Records for this task:

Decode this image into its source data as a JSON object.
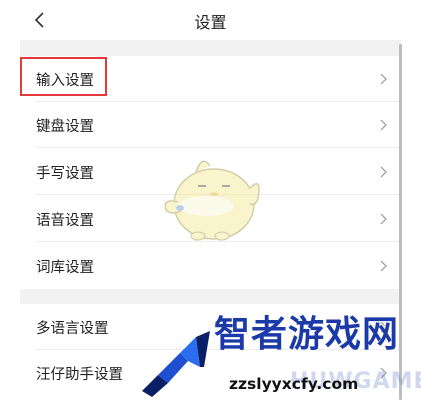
{
  "header": {
    "title": "设置"
  },
  "settings": {
    "items": [
      {
        "label": "输入设置"
      },
      {
        "label": "键盘设置"
      },
      {
        "label": "手写设置"
      },
      {
        "label": "语音设置"
      },
      {
        "label": "词库设置"
      },
      {
        "label": "多语言设置"
      },
      {
        "label": "汪仔助手设置"
      }
    ]
  },
  "watermark": {
    "title": "智者游戏网",
    "url": "zzslyyxcfy.com",
    "ghost_text": "HUWGAME"
  },
  "icons": {
    "back": "chevron-left-icon",
    "row_arrow": "chevron-right-icon",
    "mascot": "mascot-icon",
    "logo": "logo-icon"
  },
  "colors": {
    "highlight_border": "#e33b3b",
    "section_gap": "#f2f2f2",
    "watermark_blue": "#1b3aa8",
    "logo_dark": "#0b1f66",
    "logo_light": "#2a6df0"
  }
}
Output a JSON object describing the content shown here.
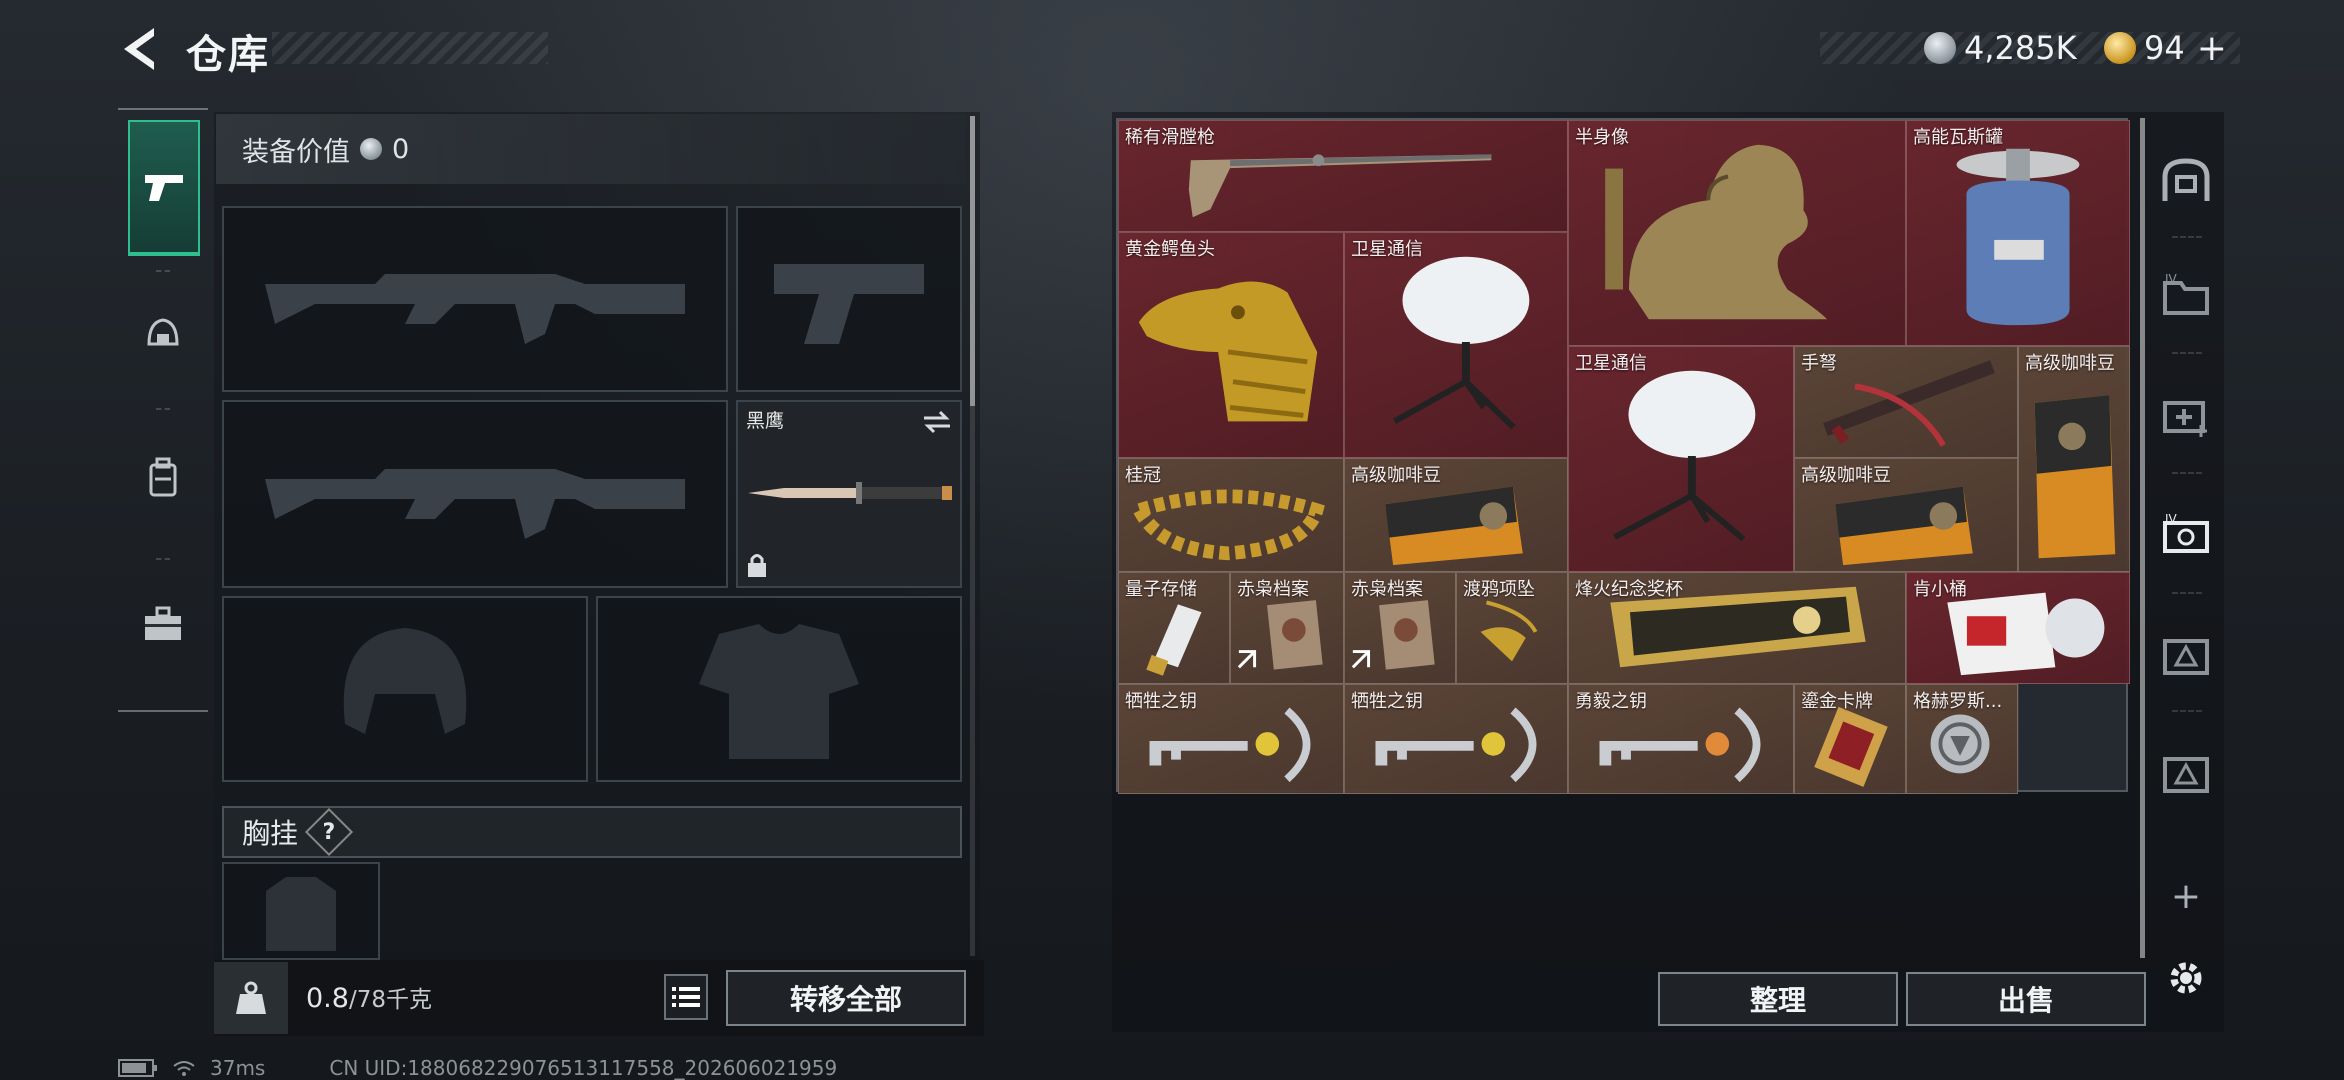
{
  "header": {
    "title": "仓库",
    "currency_silver": "4,285K",
    "currency_gold": "94"
  },
  "left_nav": {
    "items": [
      "pistol-icon",
      "helmet-icon",
      "backpack-icon",
      "toolbox-icon"
    ],
    "active": "pistol-icon"
  },
  "loadout": {
    "value_label": "装备价值",
    "value": "0",
    "melee_label": "黑鹰",
    "chest_rig_label": "胸挂",
    "help_symbol": "?",
    "weight_current": "0.8",
    "weight_max": "/78千克",
    "transfer_all": "转移全部"
  },
  "stash": {
    "items": [
      {
        "name": "稀有滑膛枪",
        "color": "red",
        "icon": "musket"
      },
      {
        "name": "半身像",
        "color": "red",
        "icon": "bust"
      },
      {
        "name": "高能瓦斯罐",
        "color": "red",
        "icon": "gas-canister"
      },
      {
        "name": "黄金鳄鱼头",
        "color": "red",
        "icon": "gold-crocodile-head"
      },
      {
        "name": "卫星通信",
        "color": "red",
        "icon": "satellite-dish"
      },
      {
        "name": "卫星通信",
        "color": "red",
        "icon": "satellite-dish"
      },
      {
        "name": "手弩",
        "color": "brown",
        "icon": "crossbow"
      },
      {
        "name": "高级咖啡豆",
        "color": "brown",
        "icon": "coffee-bag"
      },
      {
        "name": "桂冠",
        "color": "brown",
        "icon": "laurel-crown"
      },
      {
        "name": "高级咖啡豆",
        "color": "brown",
        "icon": "coffee-bag"
      },
      {
        "name": "高级咖啡豆",
        "color": "brown",
        "icon": "coffee-bag"
      },
      {
        "name": "量子存储",
        "color": "brown",
        "icon": "usb-drive"
      },
      {
        "name": "赤枭档案",
        "color": "brown",
        "icon": "dossier"
      },
      {
        "name": "赤枭档案",
        "color": "brown",
        "icon": "dossier"
      },
      {
        "name": "渡鸦项坠",
        "color": "brown",
        "icon": "raven-pendant"
      },
      {
        "name": "烽火纪念奖杯",
        "color": "brown",
        "icon": "trophy"
      },
      {
        "name": "肯小桶",
        "color": "red",
        "icon": "bucket"
      },
      {
        "name": "牺牲之钥",
        "color": "brown",
        "icon": "ornate-key"
      },
      {
        "name": "牺牲之钥",
        "color": "brown",
        "icon": "ornate-key"
      },
      {
        "name": "勇毅之钥",
        "color": "brown",
        "icon": "ornate-key"
      },
      {
        "name": "鎏金卡牌",
        "color": "brown",
        "icon": "gold-card"
      },
      {
        "name": "格赫罗斯...",
        "color": "brown",
        "icon": "medallion"
      }
    ],
    "sort_label": "整理",
    "sell_label": "出售"
  },
  "right_sidebar": {
    "items": [
      "safe-box-icon",
      "folder-IV-icon",
      "medkit-icon",
      "weapon-case-IV-icon",
      "case-triangle-icon",
      "case-triangle-icon"
    ],
    "add_symbol": "+"
  },
  "status_bar": {
    "ping": "37ms",
    "uid": "CN UID:1880682290765131175​58_202606021959"
  },
  "colors": {
    "accent": "#2fbf8f",
    "rare_red": "#6c262e",
    "common_brown": "#5e4638"
  }
}
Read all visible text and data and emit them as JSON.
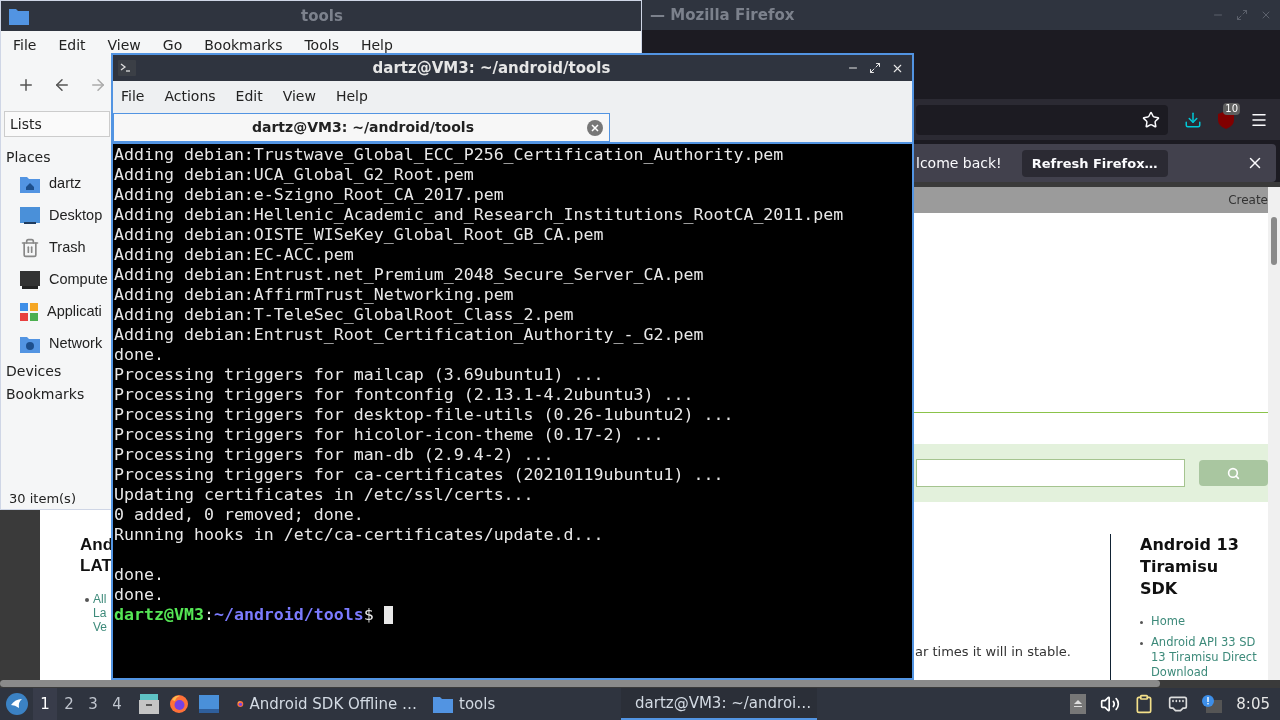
{
  "firefox": {
    "title": "— Mozilla Firefox",
    "badge": "10",
    "notification": {
      "text": "lcome back!",
      "button": "Refresh Firefox…"
    },
    "page": {
      "header_link": "Create",
      "left_heading": [
        "And",
        "LAT"
      ],
      "left_links": [
        "All",
        "La",
        "Ve"
      ],
      "body_text": "ar times it will in stable.",
      "sidebar": {
        "heading": "Android 13 Tiramisu SDK",
        "links": [
          {
            "lines": [
              "Home"
            ]
          },
          {
            "lines": [
              "Android API 33 SD",
              "13 Tiramisu Direct",
              "Download"
            ]
          }
        ]
      }
    }
  },
  "file_manager": {
    "title": "tools",
    "menu": [
      "File",
      "Edit",
      "View",
      "Go",
      "Bookmarks",
      "Tools",
      "Help"
    ],
    "sidebar_tab": "Lists",
    "places_heading": "Places",
    "places": [
      {
        "label": "dartz",
        "kind": "home"
      },
      {
        "label": "Desktop",
        "kind": "desktop"
      },
      {
        "label": "Trash",
        "kind": "trash"
      },
      {
        "label": "Compute",
        "kind": "computer"
      },
      {
        "label": "Applicati",
        "kind": "apps"
      },
      {
        "label": "Network",
        "kind": "network"
      }
    ],
    "sections": [
      "Devices",
      "Bookmarks"
    ],
    "status": "30 item(s)"
  },
  "terminal": {
    "title": "dartz@VM3: ~/android/tools",
    "menu": [
      "File",
      "Actions",
      "Edit",
      "View",
      "Help"
    ],
    "tab": {
      "label": "dartz@VM3: ~/android/tools",
      "selected": true
    },
    "lines": [
      "Adding debian:Trustwave_Global_ECC_P256_Certification_Authority.pem",
      "Adding debian:UCA_Global_G2_Root.pem",
      "Adding debian:e-Szigno_Root_CA_2017.pem",
      "Adding debian:Hellenic_Academic_and_Research_Institutions_RootCA_2011.pem",
      "Adding debian:OISTE_WISeKey_Global_Root_GB_CA.pem",
      "Adding debian:EC-ACC.pem",
      "Adding debian:Entrust.net_Premium_2048_Secure_Server_CA.pem",
      "Adding debian:AffirmTrust_Networking.pem",
      "Adding debian:T-TeleSec_GlobalRoot_Class_2.pem",
      "Adding debian:Entrust_Root_Certification_Authority_-_G2.pem",
      "done.",
      "Processing triggers for mailcap (3.69ubuntu1) ...",
      "Processing triggers for fontconfig (2.13.1-4.2ubuntu3) ...",
      "Processing triggers for desktop-file-utils (0.26-1ubuntu2) ...",
      "Processing triggers for hicolor-icon-theme (0.17-2) ...",
      "Processing triggers for man-db (2.9.4-2) ...",
      "Processing triggers for ca-certificates (20210119ubuntu1) ...",
      "Updating certificates in /etc/ssl/certs...",
      "0 added, 0 removed; done.",
      "Running hooks in /etc/ca-certificates/update.d..."
    ],
    "lines_after_blank": [
      "done.",
      "done."
    ],
    "prompt": {
      "user": "dartz@VM3",
      "separator": ":",
      "path": "~/android/tools",
      "symbol": "$"
    }
  },
  "taskbar": {
    "workspaces": [
      {
        "label": "1",
        "selected": true
      },
      {
        "label": "2",
        "selected": false
      },
      {
        "label": "3",
        "selected": false
      },
      {
        "label": "4",
        "selected": false
      }
    ],
    "tasks": [
      {
        "label": "Android SDK Offline …",
        "kind": "firefox",
        "selected": false
      },
      {
        "label": "tools",
        "kind": "folder",
        "selected": false
      },
      {
        "label": "dartz@VM3: ~/androi…",
        "kind": "terminal",
        "selected": true
      }
    ],
    "clock": "8:05"
  }
}
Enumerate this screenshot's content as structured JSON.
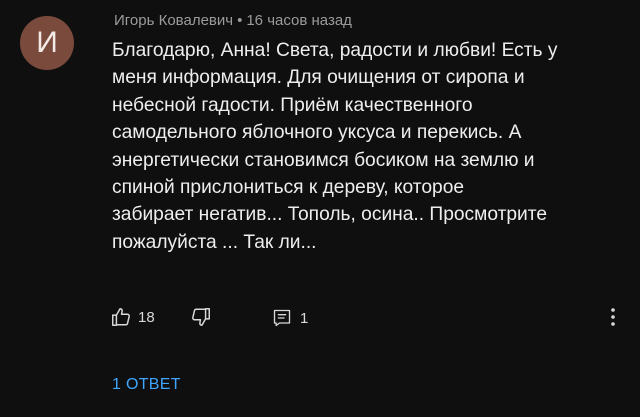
{
  "comment": {
    "avatar_letter": "И",
    "avatar_color": "#7a4a3c",
    "author": "Игорь Ковалевич",
    "separator": "•",
    "time": "16 часов назад",
    "text_lines": [
      "Благодарю, Анна! Света, радости и любви! Есть у",
      "меня информация. Для очищения от сиропа и",
      "небесной гадости. Приём качественного",
      "самодельного яблочного уксуса  и перекись. А",
      "энергетически становимся босиком на землю и",
      "спиной прислониться к дереву, которое",
      "забирает негатив... Тополь, осина..  Просмотрите",
      "пожалуйста ... Так ли..."
    ]
  },
  "actions": {
    "like_icon": "thumbs-up-icon",
    "like_count": "18",
    "dislike_icon": "thumbs-down-icon",
    "reply_icon": "reply-icon",
    "reply_count": "1",
    "more_icon": "more-vert-icon"
  },
  "replies": {
    "label": "1 ОТВЕТ",
    "link_color": "#3ea6ff"
  },
  "colors": {
    "background": "#0f0f0f",
    "text": "#eeeeee",
    "meta": "#9b9b9b"
  }
}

Exercise aim: Copy out each line in the preceding records that contains "Tiramisu".

Written response:
        "heading": "Android 13 Tiramisu SDK",
              "13 Tiramisu Direct",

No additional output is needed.